Input records =>
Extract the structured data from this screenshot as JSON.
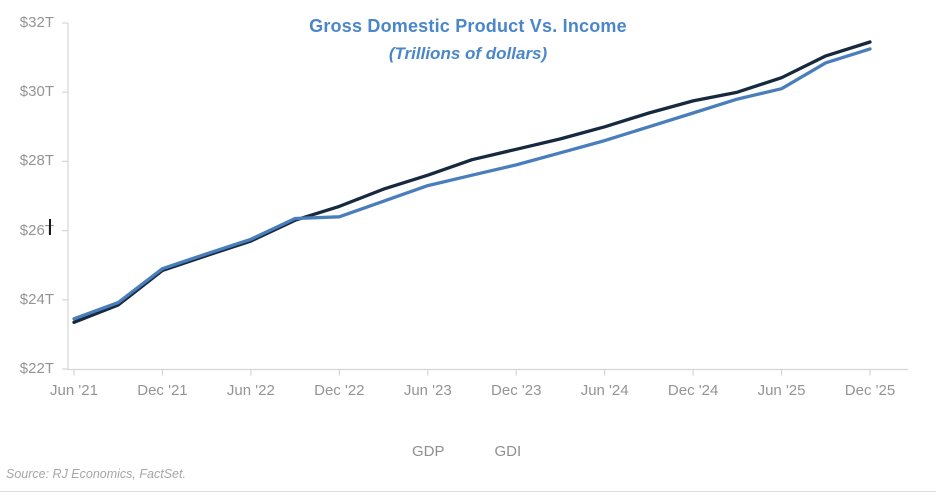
{
  "title": "Gross Domestic Product Vs. Income",
  "subtitle": "(Trillions of dollars)",
  "source": "Source: RJ Economics, FactSet.",
  "legend": {
    "gdp": "GDP",
    "gdi": "GDI"
  },
  "colors": {
    "title": "#4a86c8",
    "gdp_line": "#16293f",
    "gdi_line": "#4a7ebb",
    "axis": "#d6d6d6",
    "tick_label": "#949494",
    "legend_text": "#8f8f8f",
    "source_text": "#a6a6a6"
  },
  "chart_data": {
    "type": "line",
    "title": "Gross Domestic Product Vs. Income",
    "subtitle": "(Trillions of dollars)",
    "x": [
      "Jun '21",
      "Sep '21",
      "Dec '21",
      "Mar '22",
      "Jun '22",
      "Sep '22",
      "Dec '22",
      "Mar '23",
      "Jun '23",
      "Sep '23",
      "Dec '23",
      "Mar '24",
      "Jun '24",
      "Sep '24",
      "Dec '24",
      "Mar '25",
      "Jun '25",
      "Sep '25",
      "Dec '25"
    ],
    "x_tick_labels": [
      "Jun '21",
      "Dec '21",
      "Jun '22",
      "Dec '22",
      "Jun '23",
      "Dec '23",
      "Jun '24",
      "Dec '24",
      "Jun '25",
      "Dec '25"
    ],
    "y_tick_labels": [
      "$22T",
      "$24T",
      "$26T",
      "$28T",
      "$30T",
      "$32T"
    ],
    "y_tick_values": [
      22,
      24,
      26,
      28,
      30,
      32
    ],
    "ylim": [
      22,
      32
    ],
    "grid": false,
    "legend_position": "bottom",
    "series": [
      {
        "name": "GDP",
        "color": "#16293f",
        "values": [
          23.35,
          23.85,
          24.85,
          25.28,
          25.7,
          26.3,
          26.7,
          27.2,
          27.6,
          28.05,
          28.35,
          28.65,
          29.0,
          29.4,
          29.75,
          30.0,
          30.42,
          31.05,
          31.45
        ]
      },
      {
        "name": "GDI",
        "color": "#4a7ebb",
        "values": [
          23.45,
          23.92,
          24.9,
          25.33,
          25.75,
          26.35,
          26.4,
          26.85,
          27.3,
          27.6,
          27.9,
          28.25,
          28.6,
          29.0,
          29.4,
          29.8,
          30.1,
          30.85,
          31.25
        ]
      }
    ]
  }
}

Given exercise => Give back the entries verbatim. Do not include any picture.

Task solution =>
Extract the structured data from this screenshot as JSON.
{
  "title": "Gross Domestic Product Vs. Income",
  "subtitle": "(Trillions of dollars)",
  "source": "Source: RJ Economics, FactSet.",
  "legend": {
    "gdp": "GDP",
    "gdi": "GDI"
  },
  "colors": {
    "title": "#4a86c8",
    "gdp_line": "#16293f",
    "gdi_line": "#4a7ebb",
    "axis": "#d6d6d6",
    "tick_label": "#949494",
    "legend_text": "#8f8f8f",
    "source_text": "#a6a6a6"
  },
  "chart_data": {
    "type": "line",
    "title": "Gross Domestic Product Vs. Income",
    "subtitle": "(Trillions of dollars)",
    "x": [
      "Jun '21",
      "Sep '21",
      "Dec '21",
      "Mar '22",
      "Jun '22",
      "Sep '22",
      "Dec '22",
      "Mar '23",
      "Jun '23",
      "Sep '23",
      "Dec '23",
      "Mar '24",
      "Jun '24",
      "Sep '24",
      "Dec '24",
      "Mar '25",
      "Jun '25",
      "Sep '25",
      "Dec '25"
    ],
    "x_tick_labels": [
      "Jun '21",
      "Dec '21",
      "Jun '22",
      "Dec '22",
      "Jun '23",
      "Dec '23",
      "Jun '24",
      "Dec '24",
      "Jun '25",
      "Dec '25"
    ],
    "y_tick_labels": [
      "$22T",
      "$24T",
      "$26T",
      "$28T",
      "$30T",
      "$32T"
    ],
    "y_tick_values": [
      22,
      24,
      26,
      28,
      30,
      32
    ],
    "ylim": [
      22,
      32
    ],
    "grid": false,
    "legend_position": "bottom",
    "series": [
      {
        "name": "GDP",
        "color": "#16293f",
        "values": [
          23.35,
          23.85,
          24.85,
          25.28,
          25.7,
          26.3,
          26.7,
          27.2,
          27.6,
          28.05,
          28.35,
          28.65,
          29.0,
          29.4,
          29.75,
          30.0,
          30.42,
          31.05,
          31.45
        ]
      },
      {
        "name": "GDI",
        "color": "#4a7ebb",
        "values": [
          23.45,
          23.92,
          24.9,
          25.33,
          25.75,
          26.35,
          26.4,
          26.85,
          27.3,
          27.6,
          27.9,
          28.25,
          28.6,
          29.0,
          29.4,
          29.8,
          30.1,
          30.85,
          31.25
        ]
      }
    ]
  }
}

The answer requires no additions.